◆ Recorded data ◆
[start]

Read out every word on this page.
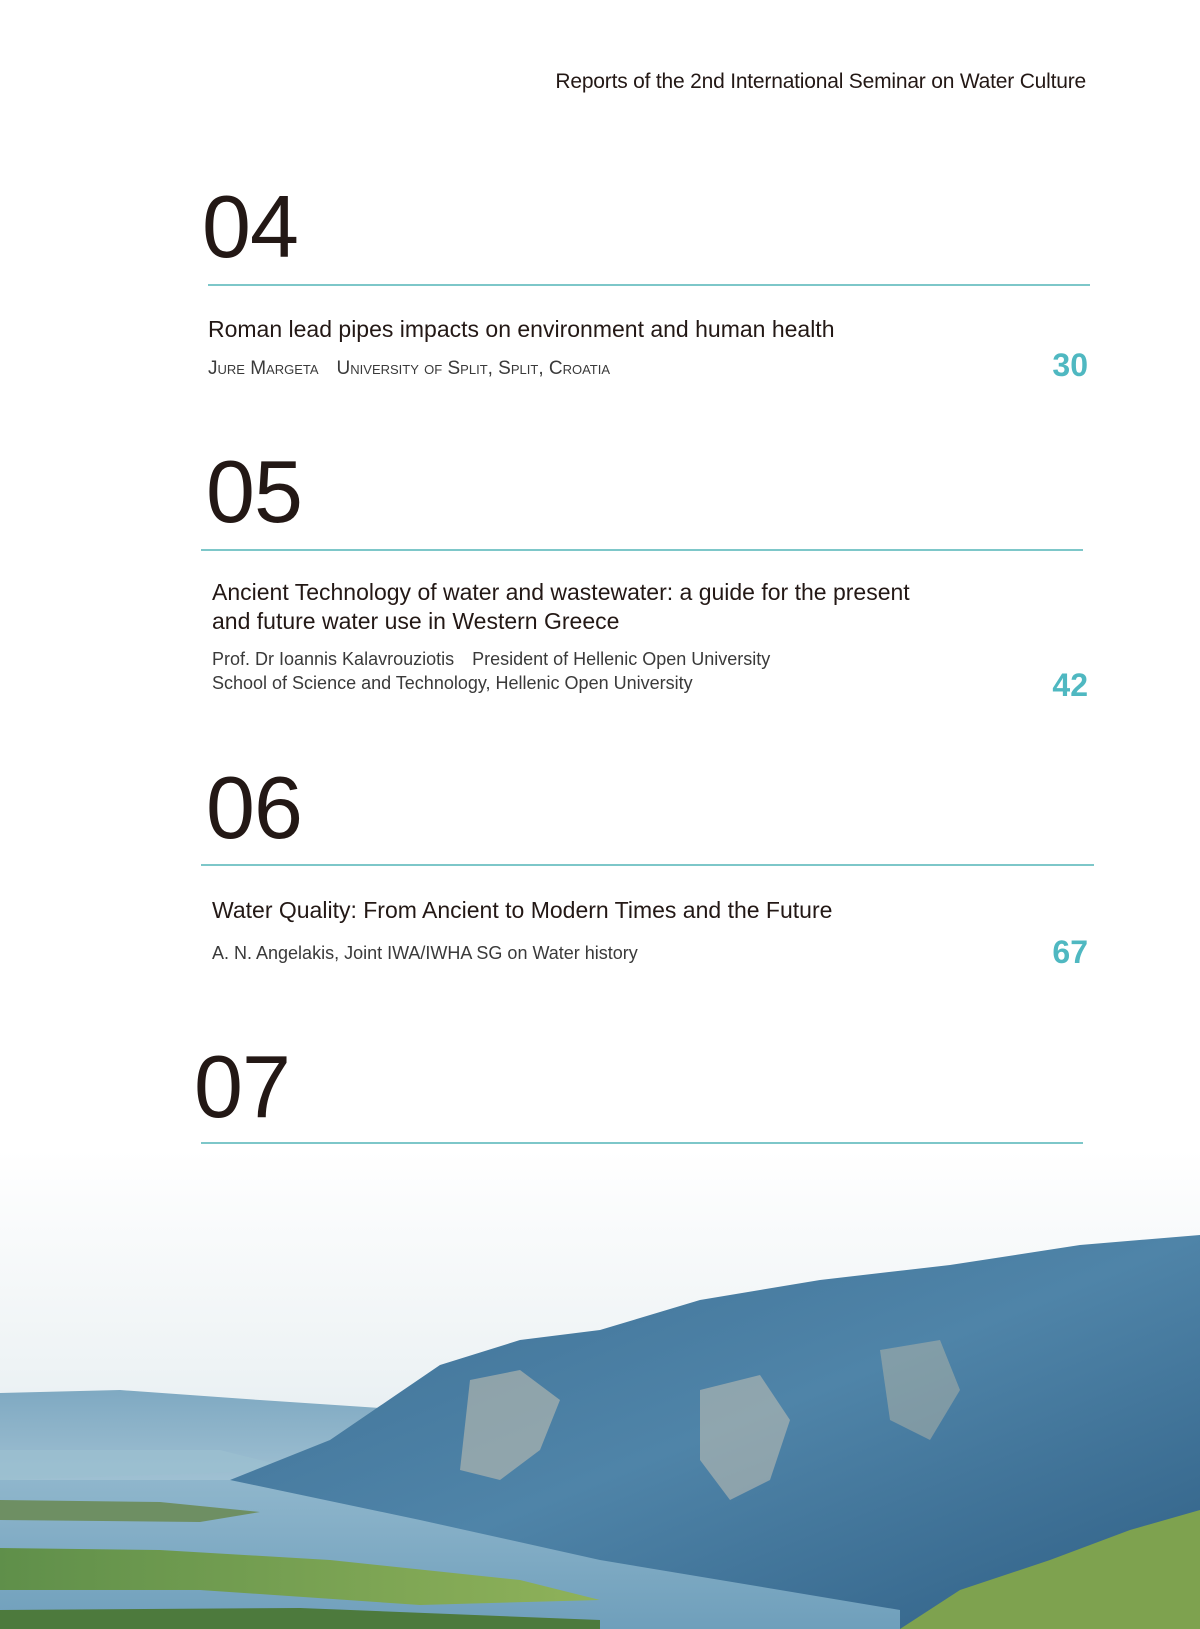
Reports of the 2nd International Seminar on Water Culture
04
Roman lead pipes impacts on environment and human health
Jure Margeta University of Split, Split, Croatia	30
05
Ancient Technology of water and wastewater: a guide for the present
and future water use in Western Greece
Prof. Dr Ioannis Kalavrouziotis President of Hellenic Open University
School of Science and Technology, Hellenic Open University	42
06
Water Quality: From Ancient to Modern Times and the Future
A. N. Angelakis, Joint IWA/IWHA SG on Water history	67
07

[end]

◆ Do this ◆
Copy out the records above in full, exactly as written, but not the pictures.

◆ Exercise solution ◆
Read out every word on this page.
Reports of the 2nd International Seminar on Water Culture
04
Roman lead pipes impacts on environment and human health
Jure Margeta University of Split, Split, Croatia	30
05
Ancient Technology of water and wastewater: a guide for the present
and future water use in Western Greece
Prof. Dr Ioannis Kalavrouziotis President of Hellenic Open University
School of Science and Technology, Hellenic Open University	42
06
Water Quality: From Ancient to Modern Times and the Future
A. N. Angelakis, Joint IWA/IWHA SG on Water history	67
07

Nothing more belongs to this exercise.